Please give the data below again in full, exactly as it stands.

Extracted records:
--------------------

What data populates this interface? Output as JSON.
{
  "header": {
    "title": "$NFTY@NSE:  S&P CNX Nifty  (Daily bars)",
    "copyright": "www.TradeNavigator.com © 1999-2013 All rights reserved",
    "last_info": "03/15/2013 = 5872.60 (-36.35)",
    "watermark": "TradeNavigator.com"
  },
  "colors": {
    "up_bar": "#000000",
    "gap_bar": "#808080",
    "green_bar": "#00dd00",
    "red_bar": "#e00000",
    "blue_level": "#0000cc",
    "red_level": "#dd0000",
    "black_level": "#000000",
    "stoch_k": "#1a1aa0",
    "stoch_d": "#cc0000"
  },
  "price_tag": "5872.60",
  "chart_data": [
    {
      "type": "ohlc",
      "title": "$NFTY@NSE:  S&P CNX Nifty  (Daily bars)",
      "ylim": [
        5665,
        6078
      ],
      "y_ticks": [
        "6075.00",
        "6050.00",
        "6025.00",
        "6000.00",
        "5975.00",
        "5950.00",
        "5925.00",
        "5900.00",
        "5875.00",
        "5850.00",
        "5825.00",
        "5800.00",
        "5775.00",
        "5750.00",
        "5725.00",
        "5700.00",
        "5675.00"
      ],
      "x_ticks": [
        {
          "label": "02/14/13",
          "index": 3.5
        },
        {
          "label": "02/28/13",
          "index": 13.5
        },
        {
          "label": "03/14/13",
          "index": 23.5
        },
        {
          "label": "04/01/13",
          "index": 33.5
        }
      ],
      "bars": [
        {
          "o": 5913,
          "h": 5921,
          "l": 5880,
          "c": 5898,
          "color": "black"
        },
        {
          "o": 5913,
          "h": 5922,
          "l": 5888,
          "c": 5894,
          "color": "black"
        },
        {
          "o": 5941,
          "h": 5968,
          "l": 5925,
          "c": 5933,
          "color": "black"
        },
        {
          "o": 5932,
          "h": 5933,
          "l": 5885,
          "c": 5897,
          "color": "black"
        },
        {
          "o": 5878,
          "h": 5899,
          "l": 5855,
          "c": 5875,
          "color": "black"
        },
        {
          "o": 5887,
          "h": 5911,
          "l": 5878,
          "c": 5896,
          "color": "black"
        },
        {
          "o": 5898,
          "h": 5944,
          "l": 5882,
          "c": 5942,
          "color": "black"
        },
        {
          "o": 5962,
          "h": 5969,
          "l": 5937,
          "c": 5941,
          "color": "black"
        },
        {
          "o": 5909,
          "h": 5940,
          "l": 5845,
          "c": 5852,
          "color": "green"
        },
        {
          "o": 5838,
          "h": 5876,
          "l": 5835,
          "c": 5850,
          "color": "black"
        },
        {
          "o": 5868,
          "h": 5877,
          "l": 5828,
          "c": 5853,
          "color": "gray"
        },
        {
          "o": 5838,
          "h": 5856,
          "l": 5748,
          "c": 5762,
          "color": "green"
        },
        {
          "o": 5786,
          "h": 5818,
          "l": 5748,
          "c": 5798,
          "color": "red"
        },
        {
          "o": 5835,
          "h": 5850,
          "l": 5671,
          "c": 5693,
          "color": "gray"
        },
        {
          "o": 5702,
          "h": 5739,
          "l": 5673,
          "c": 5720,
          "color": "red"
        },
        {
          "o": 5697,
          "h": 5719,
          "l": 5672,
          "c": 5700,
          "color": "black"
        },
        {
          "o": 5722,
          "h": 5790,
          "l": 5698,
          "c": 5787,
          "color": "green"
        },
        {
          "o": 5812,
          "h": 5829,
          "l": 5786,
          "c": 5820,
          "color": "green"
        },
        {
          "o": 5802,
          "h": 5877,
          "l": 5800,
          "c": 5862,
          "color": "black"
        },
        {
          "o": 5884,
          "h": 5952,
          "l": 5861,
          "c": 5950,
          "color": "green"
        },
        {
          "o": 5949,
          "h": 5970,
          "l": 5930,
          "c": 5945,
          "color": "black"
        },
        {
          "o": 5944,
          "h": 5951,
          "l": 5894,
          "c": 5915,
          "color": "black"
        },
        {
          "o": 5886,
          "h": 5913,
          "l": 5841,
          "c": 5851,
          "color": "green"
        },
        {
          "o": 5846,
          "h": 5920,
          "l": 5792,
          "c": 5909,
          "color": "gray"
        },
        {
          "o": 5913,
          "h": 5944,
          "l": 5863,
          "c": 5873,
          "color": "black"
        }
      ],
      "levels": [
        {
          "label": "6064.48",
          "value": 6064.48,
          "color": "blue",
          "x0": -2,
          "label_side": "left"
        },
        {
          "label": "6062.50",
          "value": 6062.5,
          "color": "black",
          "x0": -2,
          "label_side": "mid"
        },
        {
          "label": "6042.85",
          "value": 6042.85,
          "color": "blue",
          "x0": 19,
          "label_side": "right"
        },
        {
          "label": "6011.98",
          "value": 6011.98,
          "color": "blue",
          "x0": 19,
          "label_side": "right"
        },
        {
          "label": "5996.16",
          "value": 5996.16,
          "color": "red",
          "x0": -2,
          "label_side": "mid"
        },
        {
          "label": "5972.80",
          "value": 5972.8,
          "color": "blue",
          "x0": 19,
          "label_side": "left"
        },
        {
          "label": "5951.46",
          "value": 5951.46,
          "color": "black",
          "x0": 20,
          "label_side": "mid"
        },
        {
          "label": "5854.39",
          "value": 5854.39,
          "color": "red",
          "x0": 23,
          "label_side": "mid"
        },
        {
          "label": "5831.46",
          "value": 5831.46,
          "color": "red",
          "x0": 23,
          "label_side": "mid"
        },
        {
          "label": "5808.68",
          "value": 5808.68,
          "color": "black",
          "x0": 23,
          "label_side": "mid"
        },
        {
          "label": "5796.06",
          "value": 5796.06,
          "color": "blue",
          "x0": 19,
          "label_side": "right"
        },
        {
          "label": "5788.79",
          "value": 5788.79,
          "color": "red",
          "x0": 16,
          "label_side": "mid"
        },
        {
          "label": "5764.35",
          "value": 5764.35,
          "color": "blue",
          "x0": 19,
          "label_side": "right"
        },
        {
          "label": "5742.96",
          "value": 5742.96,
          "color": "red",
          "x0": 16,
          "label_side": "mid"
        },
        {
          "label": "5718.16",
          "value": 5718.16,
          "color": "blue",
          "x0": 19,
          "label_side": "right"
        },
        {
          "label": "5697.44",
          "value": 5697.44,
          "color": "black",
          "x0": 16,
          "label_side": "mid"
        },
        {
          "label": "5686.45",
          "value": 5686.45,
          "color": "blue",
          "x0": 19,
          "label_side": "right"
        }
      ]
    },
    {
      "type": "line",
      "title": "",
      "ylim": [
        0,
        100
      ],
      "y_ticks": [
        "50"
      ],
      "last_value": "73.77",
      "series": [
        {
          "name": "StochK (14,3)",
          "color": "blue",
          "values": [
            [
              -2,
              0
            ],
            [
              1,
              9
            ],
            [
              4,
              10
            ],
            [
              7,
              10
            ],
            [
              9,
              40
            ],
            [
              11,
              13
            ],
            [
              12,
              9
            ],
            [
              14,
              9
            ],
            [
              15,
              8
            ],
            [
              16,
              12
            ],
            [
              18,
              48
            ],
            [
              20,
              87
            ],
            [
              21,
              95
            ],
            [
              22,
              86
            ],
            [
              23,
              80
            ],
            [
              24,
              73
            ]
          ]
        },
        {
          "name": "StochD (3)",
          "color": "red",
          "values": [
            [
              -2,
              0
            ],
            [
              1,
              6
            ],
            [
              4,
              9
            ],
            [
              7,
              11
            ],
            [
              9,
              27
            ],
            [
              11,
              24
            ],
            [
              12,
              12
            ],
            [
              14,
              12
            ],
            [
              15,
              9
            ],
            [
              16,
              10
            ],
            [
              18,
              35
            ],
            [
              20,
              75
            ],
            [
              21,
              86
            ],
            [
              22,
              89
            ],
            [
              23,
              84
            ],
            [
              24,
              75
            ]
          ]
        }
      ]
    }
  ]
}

--------------------

* **RESPONSE TO THIS TASK**:
What data populates this interface? Output as JSON.
{
  "header": {
    "title": "$NFTY@NSE:  S&P CNX Nifty  (Daily bars)",
    "copyright": "www.TradeNavigator.com © 1999-2013 All rights reserved",
    "last_info": "03/15/2013 = 5872.60 (-36.35)",
    "watermark": "TradeNavigator.com"
  },
  "colors": {
    "up_bar": "#000000",
    "gap_bar": "#808080",
    "green_bar": "#00dd00",
    "red_bar": "#e00000",
    "blue_level": "#0000cc",
    "red_level": "#dd0000",
    "black_level": "#000000",
    "stoch_k": "#1a1aa0",
    "stoch_d": "#cc0000"
  },
  "price_tag": "5872.60",
  "chart_data": [
    {
      "type": "ohlc",
      "title": "$NFTY@NSE:  S&P CNX Nifty  (Daily bars)",
      "ylim": [
        5665,
        6078
      ],
      "y_ticks": [
        "6075.00",
        "6050.00",
        "6025.00",
        "6000.00",
        "5975.00",
        "5950.00",
        "5925.00",
        "5900.00",
        "5875.00",
        "5850.00",
        "5825.00",
        "5800.00",
        "5775.00",
        "5750.00",
        "5725.00",
        "5700.00",
        "5675.00"
      ],
      "x_ticks": [
        {
          "label": "02/14/13",
          "index": 3.5
        },
        {
          "label": "02/28/13",
          "index": 13.5
        },
        {
          "label": "03/14/13",
          "index": 23.5
        },
        {
          "label": "04/01/13",
          "index": 33.5
        }
      ],
      "bars": [
        {
          "o": 5913,
          "h": 5921,
          "l": 5880,
          "c": 5898,
          "color": "black"
        },
        {
          "o": 5913,
          "h": 5922,
          "l": 5888,
          "c": 5894,
          "color": "black"
        },
        {
          "o": 5941,
          "h": 5968,
          "l": 5925,
          "c": 5933,
          "color": "black"
        },
        {
          "o": 5932,
          "h": 5933,
          "l": 5885,
          "c": 5897,
          "color": "black"
        },
        {
          "o": 5878,
          "h": 5899,
          "l": 5855,
          "c": 5875,
          "color": "black"
        },
        {
          "o": 5887,
          "h": 5911,
          "l": 5878,
          "c": 5896,
          "color": "black"
        },
        {
          "o": 5898,
          "h": 5944,
          "l": 5882,
          "c": 5942,
          "color": "black"
        },
        {
          "o": 5962,
          "h": 5969,
          "l": 5937,
          "c": 5941,
          "color": "black"
        },
        {
          "o": 5909,
          "h": 5940,
          "l": 5845,
          "c": 5852,
          "color": "green"
        },
        {
          "o": 5838,
          "h": 5876,
          "l": 5835,
          "c": 5850,
          "color": "black"
        },
        {
          "o": 5868,
          "h": 5877,
          "l": 5828,
          "c": 5853,
          "color": "gray"
        },
        {
          "o": 5838,
          "h": 5856,
          "l": 5748,
          "c": 5762,
          "color": "green"
        },
        {
          "o": 5786,
          "h": 5818,
          "l": 5748,
          "c": 5798,
          "color": "red"
        },
        {
          "o": 5835,
          "h": 5850,
          "l": 5671,
          "c": 5693,
          "color": "gray"
        },
        {
          "o": 5702,
          "h": 5739,
          "l": 5673,
          "c": 5720,
          "color": "red"
        },
        {
          "o": 5697,
          "h": 5719,
          "l": 5672,
          "c": 5700,
          "color": "black"
        },
        {
          "o": 5722,
          "h": 5790,
          "l": 5698,
          "c": 5787,
          "color": "green"
        },
        {
          "o": 5812,
          "h": 5829,
          "l": 5786,
          "c": 5820,
          "color": "green"
        },
        {
          "o": 5802,
          "h": 5877,
          "l": 5800,
          "c": 5862,
          "color": "black"
        },
        {
          "o": 5884,
          "h": 5952,
          "l": 5861,
          "c": 5950,
          "color": "green"
        },
        {
          "o": 5949,
          "h": 5970,
          "l": 5930,
          "c": 5945,
          "color": "black"
        },
        {
          "o": 5944,
          "h": 5951,
          "l": 5894,
          "c": 5915,
          "color": "black"
        },
        {
          "o": 5886,
          "h": 5913,
          "l": 5841,
          "c": 5851,
          "color": "green"
        },
        {
          "o": 5846,
          "h": 5920,
          "l": 5792,
          "c": 5909,
          "color": "gray"
        },
        {
          "o": 5913,
          "h": 5944,
          "l": 5863,
          "c": 5873,
          "color": "black"
        }
      ],
      "levels": [
        {
          "label": "6064.48",
          "value": 6064.48,
          "color": "blue",
          "x0": -2,
          "label_side": "left"
        },
        {
          "label": "6062.50",
          "value": 6062.5,
          "color": "black",
          "x0": -2,
          "label_side": "mid"
        },
        {
          "label": "6042.85",
          "value": 6042.85,
          "color": "blue",
          "x0": 19,
          "label_side": "right"
        },
        {
          "label": "6011.98",
          "value": 6011.98,
          "color": "blue",
          "x0": 19,
          "label_side": "right"
        },
        {
          "label": "5996.16",
          "value": 5996.16,
          "color": "red",
          "x0": -2,
          "label_side": "mid"
        },
        {
          "label": "5972.80",
          "value": 5972.8,
          "color": "blue",
          "x0": 19,
          "label_side": "left"
        },
        {
          "label": "5951.46",
          "value": 5951.46,
          "color": "black",
          "x0": 20,
          "label_side": "mid"
        },
        {
          "label": "5854.39",
          "value": 5854.39,
          "color": "red",
          "x0": 23,
          "label_side": "mid"
        },
        {
          "label": "5831.46",
          "value": 5831.46,
          "color": "red",
          "x0": 23,
          "label_side": "mid"
        },
        {
          "label": "5808.68",
          "value": 5808.68,
          "color": "black",
          "x0": 23,
          "label_side": "mid"
        },
        {
          "label": "5796.06",
          "value": 5796.06,
          "color": "blue",
          "x0": 19,
          "label_side": "right"
        },
        {
          "label": "5788.79",
          "value": 5788.79,
          "color": "red",
          "x0": 16,
          "label_side": "mid"
        },
        {
          "label": "5764.35",
          "value": 5764.35,
          "color": "blue",
          "x0": 19,
          "label_side": "right"
        },
        {
          "label": "5742.96",
          "value": 5742.96,
          "color": "red",
          "x0": 16,
          "label_side": "mid"
        },
        {
          "label": "5718.16",
          "value": 5718.16,
          "color": "blue",
          "x0": 19,
          "label_side": "right"
        },
        {
          "label": "5697.44",
          "value": 5697.44,
          "color": "black",
          "x0": 16,
          "label_side": "mid"
        },
        {
          "label": "5686.45",
          "value": 5686.45,
          "color": "blue",
          "x0": 19,
          "label_side": "right"
        }
      ]
    },
    {
      "type": "line",
      "title": "",
      "ylim": [
        0,
        100
      ],
      "y_ticks": [
        "50"
      ],
      "last_value": "73.77",
      "series": [
        {
          "name": "StochK (14,3)",
          "color": "blue",
          "values": [
            [
              -2,
              0
            ],
            [
              1,
              9
            ],
            [
              4,
              10
            ],
            [
              7,
              10
            ],
            [
              9,
              40
            ],
            [
              11,
              13
            ],
            [
              12,
              9
            ],
            [
              14,
              9
            ],
            [
              15,
              8
            ],
            [
              16,
              12
            ],
            [
              18,
              48
            ],
            [
              20,
              87
            ],
            [
              21,
              95
            ],
            [
              22,
              86
            ],
            [
              23,
              80
            ],
            [
              24,
              73
            ]
          ]
        },
        {
          "name": "StochD (3)",
          "color": "red",
          "values": [
            [
              -2,
              0
            ],
            [
              1,
              6
            ],
            [
              4,
              9
            ],
            [
              7,
              11
            ],
            [
              9,
              27
            ],
            [
              11,
              24
            ],
            [
              12,
              12
            ],
            [
              14,
              12
            ],
            [
              15,
              9
            ],
            [
              16,
              10
            ],
            [
              18,
              35
            ],
            [
              20,
              75
            ],
            [
              21,
              86
            ],
            [
              22,
              89
            ],
            [
              23,
              84
            ],
            [
              24,
              75
            ]
          ]
        }
      ]
    }
  ]
}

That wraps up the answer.